### EXERCISE REQUIREMENTS:
Identify the lines holding "Quantities" and copy them.

### Stored dataset items:

++++++

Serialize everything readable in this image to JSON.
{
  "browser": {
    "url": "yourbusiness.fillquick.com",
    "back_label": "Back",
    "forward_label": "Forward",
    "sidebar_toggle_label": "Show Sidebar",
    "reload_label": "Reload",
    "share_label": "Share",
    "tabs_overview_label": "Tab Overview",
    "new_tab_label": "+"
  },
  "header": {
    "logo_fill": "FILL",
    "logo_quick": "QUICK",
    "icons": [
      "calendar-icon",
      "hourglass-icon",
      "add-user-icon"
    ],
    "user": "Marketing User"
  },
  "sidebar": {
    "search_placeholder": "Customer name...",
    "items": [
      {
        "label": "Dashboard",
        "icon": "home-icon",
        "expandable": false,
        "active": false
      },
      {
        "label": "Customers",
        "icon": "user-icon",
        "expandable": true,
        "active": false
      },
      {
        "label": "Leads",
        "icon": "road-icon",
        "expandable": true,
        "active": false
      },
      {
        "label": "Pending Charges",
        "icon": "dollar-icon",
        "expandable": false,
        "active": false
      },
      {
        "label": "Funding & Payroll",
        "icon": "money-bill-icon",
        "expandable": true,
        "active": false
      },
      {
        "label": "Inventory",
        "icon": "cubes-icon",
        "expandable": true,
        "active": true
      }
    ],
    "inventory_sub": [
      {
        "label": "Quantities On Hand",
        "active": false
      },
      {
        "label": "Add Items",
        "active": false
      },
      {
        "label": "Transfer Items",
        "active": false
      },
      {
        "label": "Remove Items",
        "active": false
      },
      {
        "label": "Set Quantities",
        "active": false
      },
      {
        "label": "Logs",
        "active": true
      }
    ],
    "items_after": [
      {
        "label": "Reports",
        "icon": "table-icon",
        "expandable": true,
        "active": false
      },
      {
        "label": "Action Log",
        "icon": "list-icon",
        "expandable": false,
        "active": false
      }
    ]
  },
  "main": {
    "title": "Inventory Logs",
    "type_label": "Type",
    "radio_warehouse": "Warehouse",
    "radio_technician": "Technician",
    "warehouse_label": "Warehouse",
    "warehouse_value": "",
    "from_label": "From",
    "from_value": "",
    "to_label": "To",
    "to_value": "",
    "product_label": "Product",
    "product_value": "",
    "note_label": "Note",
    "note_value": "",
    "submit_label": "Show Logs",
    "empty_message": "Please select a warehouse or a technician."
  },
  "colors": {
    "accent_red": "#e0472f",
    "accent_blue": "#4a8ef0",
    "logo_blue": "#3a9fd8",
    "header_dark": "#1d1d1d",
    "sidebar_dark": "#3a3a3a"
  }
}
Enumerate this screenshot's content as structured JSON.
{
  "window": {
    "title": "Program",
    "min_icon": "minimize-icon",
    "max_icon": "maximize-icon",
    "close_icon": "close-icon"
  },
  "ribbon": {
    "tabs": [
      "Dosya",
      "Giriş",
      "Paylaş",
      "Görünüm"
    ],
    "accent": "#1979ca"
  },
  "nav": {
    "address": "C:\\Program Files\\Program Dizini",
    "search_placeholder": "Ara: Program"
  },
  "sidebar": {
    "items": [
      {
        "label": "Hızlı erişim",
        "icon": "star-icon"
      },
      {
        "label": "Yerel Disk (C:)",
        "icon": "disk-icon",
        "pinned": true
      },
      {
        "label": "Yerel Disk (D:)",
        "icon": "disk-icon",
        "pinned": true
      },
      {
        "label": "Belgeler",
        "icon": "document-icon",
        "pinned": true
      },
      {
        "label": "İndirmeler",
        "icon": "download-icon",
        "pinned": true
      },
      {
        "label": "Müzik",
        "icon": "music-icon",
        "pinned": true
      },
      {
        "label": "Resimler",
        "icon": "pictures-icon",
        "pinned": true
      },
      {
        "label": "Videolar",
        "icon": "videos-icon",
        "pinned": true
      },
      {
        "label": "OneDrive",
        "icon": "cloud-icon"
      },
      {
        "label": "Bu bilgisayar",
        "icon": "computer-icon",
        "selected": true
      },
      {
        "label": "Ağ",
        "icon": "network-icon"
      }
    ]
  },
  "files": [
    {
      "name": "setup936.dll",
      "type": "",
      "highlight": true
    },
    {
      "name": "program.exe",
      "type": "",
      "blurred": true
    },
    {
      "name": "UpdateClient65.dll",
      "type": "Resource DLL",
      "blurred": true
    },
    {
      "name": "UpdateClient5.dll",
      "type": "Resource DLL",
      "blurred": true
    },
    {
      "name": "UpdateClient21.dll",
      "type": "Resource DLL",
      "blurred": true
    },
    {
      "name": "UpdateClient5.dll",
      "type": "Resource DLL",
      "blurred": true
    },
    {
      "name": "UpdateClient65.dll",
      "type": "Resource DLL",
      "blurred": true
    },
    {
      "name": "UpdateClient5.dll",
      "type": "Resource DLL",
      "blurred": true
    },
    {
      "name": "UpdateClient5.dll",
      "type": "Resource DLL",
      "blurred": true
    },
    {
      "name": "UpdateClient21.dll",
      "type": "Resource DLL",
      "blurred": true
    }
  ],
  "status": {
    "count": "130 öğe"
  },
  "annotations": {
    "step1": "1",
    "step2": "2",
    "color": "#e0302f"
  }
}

++++++

### FINISHED TASK:
        "label": "Quantities On Hand",
        "label": "Set Quantities",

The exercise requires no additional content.